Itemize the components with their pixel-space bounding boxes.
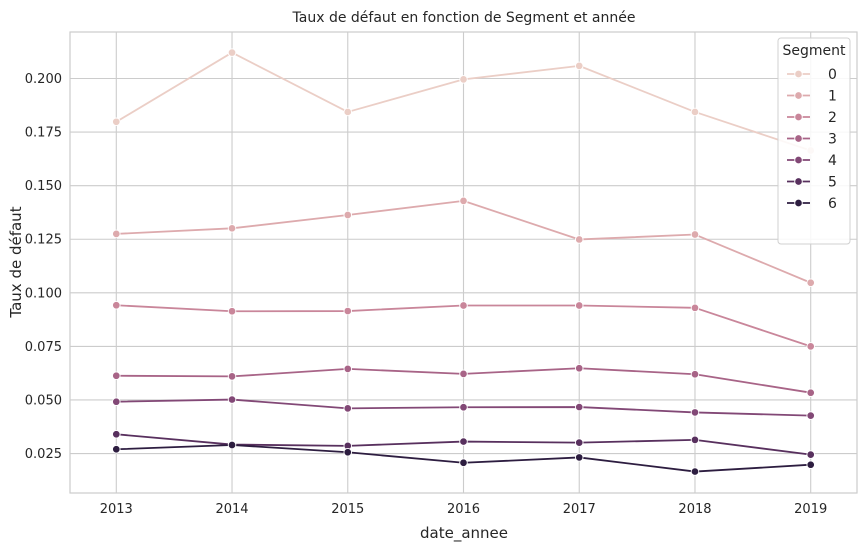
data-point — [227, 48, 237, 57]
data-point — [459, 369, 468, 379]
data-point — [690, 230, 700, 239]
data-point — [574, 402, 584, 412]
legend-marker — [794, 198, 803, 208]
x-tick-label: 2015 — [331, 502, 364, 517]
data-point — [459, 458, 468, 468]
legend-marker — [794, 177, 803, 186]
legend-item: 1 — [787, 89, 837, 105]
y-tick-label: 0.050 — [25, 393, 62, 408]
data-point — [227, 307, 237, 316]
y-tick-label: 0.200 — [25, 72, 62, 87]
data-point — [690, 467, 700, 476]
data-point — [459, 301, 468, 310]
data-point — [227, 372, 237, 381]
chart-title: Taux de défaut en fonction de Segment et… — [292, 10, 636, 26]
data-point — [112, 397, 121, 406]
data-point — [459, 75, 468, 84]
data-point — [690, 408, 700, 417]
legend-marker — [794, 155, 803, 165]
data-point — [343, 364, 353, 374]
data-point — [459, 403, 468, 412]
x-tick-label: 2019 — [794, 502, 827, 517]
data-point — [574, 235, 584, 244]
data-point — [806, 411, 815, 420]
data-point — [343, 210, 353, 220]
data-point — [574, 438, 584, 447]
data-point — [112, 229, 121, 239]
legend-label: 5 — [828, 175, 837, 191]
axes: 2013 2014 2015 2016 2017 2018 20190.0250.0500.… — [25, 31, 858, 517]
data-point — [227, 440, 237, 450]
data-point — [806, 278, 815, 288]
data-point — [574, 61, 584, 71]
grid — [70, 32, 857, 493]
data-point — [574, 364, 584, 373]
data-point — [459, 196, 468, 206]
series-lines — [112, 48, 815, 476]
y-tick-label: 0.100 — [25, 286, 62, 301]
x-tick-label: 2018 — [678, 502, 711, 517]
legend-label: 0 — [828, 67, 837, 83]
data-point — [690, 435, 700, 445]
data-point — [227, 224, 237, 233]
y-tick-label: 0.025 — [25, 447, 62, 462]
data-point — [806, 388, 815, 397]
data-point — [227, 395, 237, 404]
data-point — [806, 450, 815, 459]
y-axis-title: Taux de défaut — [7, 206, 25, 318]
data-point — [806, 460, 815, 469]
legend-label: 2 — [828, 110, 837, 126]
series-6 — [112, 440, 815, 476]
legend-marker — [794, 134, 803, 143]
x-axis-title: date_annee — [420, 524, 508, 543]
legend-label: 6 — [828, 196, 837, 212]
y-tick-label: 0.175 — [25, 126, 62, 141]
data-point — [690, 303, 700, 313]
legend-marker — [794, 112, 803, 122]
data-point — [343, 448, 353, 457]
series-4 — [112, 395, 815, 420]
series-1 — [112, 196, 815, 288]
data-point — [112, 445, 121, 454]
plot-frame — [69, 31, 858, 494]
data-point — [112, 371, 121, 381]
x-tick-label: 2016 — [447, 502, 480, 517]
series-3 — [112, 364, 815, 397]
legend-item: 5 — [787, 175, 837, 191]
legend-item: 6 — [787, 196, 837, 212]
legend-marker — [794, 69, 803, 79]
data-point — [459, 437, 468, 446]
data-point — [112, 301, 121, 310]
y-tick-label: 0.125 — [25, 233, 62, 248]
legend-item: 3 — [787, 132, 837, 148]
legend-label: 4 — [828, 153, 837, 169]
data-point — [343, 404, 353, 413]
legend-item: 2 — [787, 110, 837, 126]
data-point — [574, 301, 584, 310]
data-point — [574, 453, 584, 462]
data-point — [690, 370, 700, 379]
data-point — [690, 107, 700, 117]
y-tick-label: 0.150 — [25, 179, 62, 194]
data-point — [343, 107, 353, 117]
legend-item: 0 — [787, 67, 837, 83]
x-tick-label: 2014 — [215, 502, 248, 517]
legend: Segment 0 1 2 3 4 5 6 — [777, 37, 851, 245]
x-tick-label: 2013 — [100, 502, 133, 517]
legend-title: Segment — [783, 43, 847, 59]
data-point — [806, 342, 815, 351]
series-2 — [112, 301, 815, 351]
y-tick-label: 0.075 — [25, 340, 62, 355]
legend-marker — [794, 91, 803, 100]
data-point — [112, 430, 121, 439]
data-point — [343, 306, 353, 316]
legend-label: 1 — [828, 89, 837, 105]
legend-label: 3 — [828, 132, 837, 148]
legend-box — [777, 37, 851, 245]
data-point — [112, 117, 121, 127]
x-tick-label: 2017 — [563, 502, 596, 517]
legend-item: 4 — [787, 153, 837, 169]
---
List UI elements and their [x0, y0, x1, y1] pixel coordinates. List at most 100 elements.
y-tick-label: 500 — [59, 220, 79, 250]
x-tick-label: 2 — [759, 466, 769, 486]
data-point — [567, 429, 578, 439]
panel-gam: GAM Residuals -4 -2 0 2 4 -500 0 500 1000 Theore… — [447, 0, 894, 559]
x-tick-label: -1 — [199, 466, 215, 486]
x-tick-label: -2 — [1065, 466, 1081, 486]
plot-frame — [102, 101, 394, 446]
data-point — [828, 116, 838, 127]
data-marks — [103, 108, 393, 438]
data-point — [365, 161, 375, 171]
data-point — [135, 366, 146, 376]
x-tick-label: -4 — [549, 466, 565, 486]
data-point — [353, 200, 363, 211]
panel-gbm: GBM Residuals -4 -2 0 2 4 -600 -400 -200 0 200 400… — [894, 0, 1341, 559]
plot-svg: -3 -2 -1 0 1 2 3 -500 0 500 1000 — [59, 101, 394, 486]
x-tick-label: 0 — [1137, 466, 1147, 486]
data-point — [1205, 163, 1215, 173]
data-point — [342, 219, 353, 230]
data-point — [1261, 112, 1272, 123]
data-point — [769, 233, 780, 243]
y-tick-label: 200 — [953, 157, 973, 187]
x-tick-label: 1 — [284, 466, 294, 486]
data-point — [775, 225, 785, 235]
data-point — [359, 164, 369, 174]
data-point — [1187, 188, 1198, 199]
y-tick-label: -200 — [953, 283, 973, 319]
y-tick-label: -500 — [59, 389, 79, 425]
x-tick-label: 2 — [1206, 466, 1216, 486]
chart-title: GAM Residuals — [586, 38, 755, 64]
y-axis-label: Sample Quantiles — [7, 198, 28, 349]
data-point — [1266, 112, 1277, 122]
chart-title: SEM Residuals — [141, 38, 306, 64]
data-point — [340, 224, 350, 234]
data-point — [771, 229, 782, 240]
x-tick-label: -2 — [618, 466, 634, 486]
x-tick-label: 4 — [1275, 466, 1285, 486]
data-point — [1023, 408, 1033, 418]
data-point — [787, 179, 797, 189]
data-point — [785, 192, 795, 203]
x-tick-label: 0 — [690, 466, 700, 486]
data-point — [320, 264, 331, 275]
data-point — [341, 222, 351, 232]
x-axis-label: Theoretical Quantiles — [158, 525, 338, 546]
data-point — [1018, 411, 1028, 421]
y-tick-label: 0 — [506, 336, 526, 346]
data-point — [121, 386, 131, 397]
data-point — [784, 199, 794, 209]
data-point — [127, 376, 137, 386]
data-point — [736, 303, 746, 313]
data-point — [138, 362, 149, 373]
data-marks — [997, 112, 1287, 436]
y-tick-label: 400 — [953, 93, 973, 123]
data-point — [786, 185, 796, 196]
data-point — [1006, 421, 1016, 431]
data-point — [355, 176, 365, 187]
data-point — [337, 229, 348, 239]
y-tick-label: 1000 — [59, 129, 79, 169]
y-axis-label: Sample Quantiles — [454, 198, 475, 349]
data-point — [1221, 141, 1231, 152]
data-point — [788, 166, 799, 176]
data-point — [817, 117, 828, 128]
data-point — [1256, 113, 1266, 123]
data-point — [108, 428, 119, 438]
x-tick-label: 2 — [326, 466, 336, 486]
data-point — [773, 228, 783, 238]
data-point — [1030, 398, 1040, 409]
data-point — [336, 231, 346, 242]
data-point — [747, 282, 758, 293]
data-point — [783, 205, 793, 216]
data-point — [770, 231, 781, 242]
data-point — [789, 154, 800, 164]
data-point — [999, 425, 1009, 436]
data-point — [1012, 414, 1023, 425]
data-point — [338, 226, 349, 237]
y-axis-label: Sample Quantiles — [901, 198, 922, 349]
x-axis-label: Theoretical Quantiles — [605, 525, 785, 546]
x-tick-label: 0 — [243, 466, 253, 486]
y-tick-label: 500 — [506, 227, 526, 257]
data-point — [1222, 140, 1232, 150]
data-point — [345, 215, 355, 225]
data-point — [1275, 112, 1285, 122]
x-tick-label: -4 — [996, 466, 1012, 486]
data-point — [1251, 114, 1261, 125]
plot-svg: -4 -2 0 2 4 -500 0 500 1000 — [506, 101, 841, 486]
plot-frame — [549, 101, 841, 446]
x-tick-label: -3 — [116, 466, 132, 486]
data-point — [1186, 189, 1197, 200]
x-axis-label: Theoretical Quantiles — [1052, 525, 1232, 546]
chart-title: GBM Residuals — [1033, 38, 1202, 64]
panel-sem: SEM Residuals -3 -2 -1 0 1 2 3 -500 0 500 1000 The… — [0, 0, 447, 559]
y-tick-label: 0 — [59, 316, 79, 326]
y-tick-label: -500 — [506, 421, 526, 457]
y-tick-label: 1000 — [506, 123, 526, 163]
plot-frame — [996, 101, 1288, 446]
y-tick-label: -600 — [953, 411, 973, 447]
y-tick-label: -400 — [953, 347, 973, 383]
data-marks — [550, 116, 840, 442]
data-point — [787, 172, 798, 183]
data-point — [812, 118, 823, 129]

* [Given instruction] Give again, unchanged, the records from the line with "List UI elements" to the line with "data-marks — [103, 108, 393, 438]", including both of those lines.

* [Output for this task]
List UI elements and their [x0, y0, x1, y1] pixel coordinates. List at most 100 elements.
y-tick-label: 500 — [59, 220, 79, 250]
x-tick-label: 2 — [759, 466, 769, 486]
data-point — [567, 429, 578, 439]
panel-gam: GAM Residuals -4 -2 0 2 4 -500 0 500 1000 Theore… — [447, 0, 894, 559]
x-tick-label: -1 — [199, 466, 215, 486]
x-tick-label: -2 — [1065, 466, 1081, 486]
plot-frame — [102, 101, 394, 446]
data-point — [828, 116, 838, 127]
data-marks — [103, 108, 393, 438]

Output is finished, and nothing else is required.